● **REQUIRED WORK**: Locate each line with the string "image" in the listing below and copy it.

----------------

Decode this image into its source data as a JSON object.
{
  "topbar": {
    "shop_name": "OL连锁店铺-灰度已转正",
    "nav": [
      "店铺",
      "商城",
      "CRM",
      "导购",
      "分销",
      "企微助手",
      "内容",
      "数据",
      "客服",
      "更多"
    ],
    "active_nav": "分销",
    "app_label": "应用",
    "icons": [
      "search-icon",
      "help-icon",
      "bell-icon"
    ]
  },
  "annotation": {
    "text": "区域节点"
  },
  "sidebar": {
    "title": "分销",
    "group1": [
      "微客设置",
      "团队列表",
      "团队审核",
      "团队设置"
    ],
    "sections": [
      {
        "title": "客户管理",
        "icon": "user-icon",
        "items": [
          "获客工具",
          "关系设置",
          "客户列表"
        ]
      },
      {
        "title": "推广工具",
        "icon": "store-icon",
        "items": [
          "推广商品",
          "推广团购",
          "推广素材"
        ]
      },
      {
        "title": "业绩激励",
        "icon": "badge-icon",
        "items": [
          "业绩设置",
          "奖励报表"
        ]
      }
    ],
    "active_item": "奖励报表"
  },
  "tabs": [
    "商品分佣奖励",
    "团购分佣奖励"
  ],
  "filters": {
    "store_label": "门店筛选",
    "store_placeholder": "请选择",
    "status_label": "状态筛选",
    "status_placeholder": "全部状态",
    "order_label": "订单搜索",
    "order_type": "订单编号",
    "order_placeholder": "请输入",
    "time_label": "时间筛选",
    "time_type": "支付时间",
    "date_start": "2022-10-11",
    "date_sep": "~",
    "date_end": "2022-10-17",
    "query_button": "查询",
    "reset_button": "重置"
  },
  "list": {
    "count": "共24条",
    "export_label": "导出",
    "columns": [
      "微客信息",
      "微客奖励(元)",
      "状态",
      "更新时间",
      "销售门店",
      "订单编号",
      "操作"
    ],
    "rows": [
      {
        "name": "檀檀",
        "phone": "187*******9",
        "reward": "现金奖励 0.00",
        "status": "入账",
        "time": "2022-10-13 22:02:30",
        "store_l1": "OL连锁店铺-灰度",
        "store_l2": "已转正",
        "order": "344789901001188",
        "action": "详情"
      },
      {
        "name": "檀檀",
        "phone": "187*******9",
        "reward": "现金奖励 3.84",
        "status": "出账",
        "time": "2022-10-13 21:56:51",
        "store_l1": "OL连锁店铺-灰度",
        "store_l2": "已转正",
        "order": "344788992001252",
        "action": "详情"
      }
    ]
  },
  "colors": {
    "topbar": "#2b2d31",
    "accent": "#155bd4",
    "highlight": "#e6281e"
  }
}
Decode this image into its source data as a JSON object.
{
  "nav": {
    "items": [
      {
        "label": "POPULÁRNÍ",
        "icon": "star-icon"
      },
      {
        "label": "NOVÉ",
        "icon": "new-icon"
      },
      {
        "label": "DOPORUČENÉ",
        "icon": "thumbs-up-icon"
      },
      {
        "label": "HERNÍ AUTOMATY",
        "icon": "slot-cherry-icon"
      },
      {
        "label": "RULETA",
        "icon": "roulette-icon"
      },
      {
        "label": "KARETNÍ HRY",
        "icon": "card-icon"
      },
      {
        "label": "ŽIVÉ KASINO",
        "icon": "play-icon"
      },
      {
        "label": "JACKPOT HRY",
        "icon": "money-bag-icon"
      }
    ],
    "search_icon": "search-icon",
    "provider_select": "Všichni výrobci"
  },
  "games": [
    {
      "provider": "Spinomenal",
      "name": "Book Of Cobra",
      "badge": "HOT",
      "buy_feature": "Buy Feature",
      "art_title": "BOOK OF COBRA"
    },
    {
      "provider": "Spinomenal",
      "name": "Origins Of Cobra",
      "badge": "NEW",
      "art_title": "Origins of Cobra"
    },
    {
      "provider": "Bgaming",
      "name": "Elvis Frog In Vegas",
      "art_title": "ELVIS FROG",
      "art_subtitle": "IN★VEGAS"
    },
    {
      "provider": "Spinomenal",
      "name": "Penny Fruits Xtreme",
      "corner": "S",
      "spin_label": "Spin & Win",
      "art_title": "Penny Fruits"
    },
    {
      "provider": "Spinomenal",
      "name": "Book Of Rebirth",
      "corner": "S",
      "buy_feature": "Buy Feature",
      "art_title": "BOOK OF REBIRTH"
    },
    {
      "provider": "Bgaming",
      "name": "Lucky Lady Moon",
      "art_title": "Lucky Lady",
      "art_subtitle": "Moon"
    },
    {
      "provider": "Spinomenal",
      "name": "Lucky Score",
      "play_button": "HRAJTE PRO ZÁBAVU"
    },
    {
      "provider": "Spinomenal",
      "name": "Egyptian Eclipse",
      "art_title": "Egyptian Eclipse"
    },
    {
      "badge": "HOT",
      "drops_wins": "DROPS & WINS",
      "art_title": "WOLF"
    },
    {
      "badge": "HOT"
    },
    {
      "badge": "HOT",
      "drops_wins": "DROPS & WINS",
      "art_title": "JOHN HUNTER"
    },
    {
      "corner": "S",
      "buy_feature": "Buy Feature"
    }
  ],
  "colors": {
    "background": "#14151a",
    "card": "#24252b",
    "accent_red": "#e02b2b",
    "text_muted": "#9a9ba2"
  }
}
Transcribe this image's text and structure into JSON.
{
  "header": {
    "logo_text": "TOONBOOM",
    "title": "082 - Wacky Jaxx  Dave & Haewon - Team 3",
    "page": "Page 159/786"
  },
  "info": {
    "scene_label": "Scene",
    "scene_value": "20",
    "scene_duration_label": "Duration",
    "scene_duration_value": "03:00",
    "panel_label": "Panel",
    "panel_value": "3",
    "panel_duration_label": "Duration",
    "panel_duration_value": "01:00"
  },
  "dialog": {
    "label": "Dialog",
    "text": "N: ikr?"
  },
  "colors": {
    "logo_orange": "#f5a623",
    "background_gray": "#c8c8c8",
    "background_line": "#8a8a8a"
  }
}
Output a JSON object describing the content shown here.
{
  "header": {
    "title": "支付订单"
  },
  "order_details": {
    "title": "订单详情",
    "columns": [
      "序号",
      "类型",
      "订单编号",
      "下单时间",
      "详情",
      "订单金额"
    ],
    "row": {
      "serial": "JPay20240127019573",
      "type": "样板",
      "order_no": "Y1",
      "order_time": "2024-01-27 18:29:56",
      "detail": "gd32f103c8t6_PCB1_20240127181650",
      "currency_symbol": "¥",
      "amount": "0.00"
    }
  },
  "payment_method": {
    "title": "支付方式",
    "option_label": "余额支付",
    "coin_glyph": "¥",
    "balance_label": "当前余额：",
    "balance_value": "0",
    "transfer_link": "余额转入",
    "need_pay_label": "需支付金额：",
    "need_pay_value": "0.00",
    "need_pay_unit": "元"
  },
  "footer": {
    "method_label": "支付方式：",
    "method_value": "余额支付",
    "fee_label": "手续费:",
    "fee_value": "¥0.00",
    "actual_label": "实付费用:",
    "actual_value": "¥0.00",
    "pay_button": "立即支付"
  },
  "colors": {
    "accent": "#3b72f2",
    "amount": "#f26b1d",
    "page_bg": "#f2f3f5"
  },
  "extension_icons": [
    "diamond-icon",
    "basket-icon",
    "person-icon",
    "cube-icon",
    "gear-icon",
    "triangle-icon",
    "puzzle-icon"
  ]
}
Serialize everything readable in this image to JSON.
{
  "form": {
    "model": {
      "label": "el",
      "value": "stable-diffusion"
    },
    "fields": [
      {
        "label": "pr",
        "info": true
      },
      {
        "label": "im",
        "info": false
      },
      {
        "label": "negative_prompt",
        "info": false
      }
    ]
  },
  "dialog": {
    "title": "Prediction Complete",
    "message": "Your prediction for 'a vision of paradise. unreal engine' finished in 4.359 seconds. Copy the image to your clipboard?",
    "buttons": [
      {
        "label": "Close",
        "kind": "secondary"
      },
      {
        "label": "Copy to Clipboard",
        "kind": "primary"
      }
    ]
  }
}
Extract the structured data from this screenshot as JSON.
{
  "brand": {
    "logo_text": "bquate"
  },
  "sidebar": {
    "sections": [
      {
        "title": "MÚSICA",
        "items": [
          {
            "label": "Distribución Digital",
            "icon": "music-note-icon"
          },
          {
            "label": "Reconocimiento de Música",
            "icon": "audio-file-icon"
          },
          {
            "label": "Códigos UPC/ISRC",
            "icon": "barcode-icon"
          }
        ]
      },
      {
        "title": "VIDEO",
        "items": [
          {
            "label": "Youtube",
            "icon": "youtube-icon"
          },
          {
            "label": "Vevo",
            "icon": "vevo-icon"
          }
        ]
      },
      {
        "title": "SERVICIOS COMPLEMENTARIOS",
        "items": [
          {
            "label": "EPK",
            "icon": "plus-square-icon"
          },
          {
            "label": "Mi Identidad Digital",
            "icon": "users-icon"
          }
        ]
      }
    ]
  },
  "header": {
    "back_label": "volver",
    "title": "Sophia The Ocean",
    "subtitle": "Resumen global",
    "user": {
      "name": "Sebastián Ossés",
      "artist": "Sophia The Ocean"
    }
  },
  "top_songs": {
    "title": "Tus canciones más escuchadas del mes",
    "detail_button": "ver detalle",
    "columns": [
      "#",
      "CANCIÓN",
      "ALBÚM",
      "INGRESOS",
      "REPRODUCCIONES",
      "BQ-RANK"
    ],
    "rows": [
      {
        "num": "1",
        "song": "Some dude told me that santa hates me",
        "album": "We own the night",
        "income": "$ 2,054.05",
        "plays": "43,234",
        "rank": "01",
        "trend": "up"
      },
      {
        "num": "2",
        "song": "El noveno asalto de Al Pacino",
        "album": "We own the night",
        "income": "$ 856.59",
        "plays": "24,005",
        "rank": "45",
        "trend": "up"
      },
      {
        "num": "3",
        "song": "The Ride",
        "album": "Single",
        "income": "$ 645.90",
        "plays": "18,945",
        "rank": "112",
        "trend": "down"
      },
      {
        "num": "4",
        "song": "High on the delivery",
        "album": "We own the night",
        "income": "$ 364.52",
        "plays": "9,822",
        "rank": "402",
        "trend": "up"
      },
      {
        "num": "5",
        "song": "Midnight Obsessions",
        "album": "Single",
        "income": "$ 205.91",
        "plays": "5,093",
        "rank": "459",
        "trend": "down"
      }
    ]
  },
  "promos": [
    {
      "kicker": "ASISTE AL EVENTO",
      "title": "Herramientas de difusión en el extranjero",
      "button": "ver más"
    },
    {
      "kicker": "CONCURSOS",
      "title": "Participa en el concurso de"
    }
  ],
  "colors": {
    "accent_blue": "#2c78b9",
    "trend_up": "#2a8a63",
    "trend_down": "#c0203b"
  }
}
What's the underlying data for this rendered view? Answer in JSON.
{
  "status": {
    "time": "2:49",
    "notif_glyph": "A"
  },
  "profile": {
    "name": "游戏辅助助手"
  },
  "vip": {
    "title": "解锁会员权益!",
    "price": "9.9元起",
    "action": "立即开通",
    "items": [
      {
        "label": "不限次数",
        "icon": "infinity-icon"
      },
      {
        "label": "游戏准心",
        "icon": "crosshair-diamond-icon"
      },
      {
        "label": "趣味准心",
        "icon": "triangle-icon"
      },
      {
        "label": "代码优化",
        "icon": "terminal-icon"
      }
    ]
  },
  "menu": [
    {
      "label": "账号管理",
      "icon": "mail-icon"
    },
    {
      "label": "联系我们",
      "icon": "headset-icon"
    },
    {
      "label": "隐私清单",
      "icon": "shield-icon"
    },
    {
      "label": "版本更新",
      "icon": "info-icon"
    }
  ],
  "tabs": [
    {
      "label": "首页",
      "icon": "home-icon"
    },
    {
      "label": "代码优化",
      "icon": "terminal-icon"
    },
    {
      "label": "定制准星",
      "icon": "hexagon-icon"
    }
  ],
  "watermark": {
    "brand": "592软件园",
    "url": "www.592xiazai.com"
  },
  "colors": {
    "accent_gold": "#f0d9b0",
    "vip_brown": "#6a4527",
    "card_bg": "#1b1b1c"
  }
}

----------------

● **EXERCISE OUTPUT**:
Decode this image into its source data as a JSON object.
Decode this image into its source data as a JSON object.
Transcribe this image's text and structure into JSON.
Serialize everything readable in this image to JSON.
    "message": "Your prediction for 'a vision of paradise. unreal engine' finished in 4.359 seconds. Copy the image to your clipboard?",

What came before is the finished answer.